_THE REQUEST_
For the entries that follow, state how many lines include the word "автомобиля", giving the number and nothing else.

+++ DATASET ENTRIES

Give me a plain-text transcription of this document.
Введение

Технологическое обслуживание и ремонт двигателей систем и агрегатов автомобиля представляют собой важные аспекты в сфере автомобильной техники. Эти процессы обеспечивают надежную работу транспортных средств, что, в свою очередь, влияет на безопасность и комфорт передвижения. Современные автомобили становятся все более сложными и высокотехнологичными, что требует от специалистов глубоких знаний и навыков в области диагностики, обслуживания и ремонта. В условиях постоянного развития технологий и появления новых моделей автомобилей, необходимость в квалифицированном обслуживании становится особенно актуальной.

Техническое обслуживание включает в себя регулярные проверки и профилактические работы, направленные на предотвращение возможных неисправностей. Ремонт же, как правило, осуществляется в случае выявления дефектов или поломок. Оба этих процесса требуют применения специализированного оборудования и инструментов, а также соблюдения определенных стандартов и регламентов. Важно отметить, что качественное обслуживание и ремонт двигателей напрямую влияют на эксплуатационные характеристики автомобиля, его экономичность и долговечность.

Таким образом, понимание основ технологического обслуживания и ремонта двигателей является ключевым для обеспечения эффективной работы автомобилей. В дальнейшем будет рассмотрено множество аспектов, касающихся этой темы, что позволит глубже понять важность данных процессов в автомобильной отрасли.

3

++++++

_WORKED SOLUTION_
2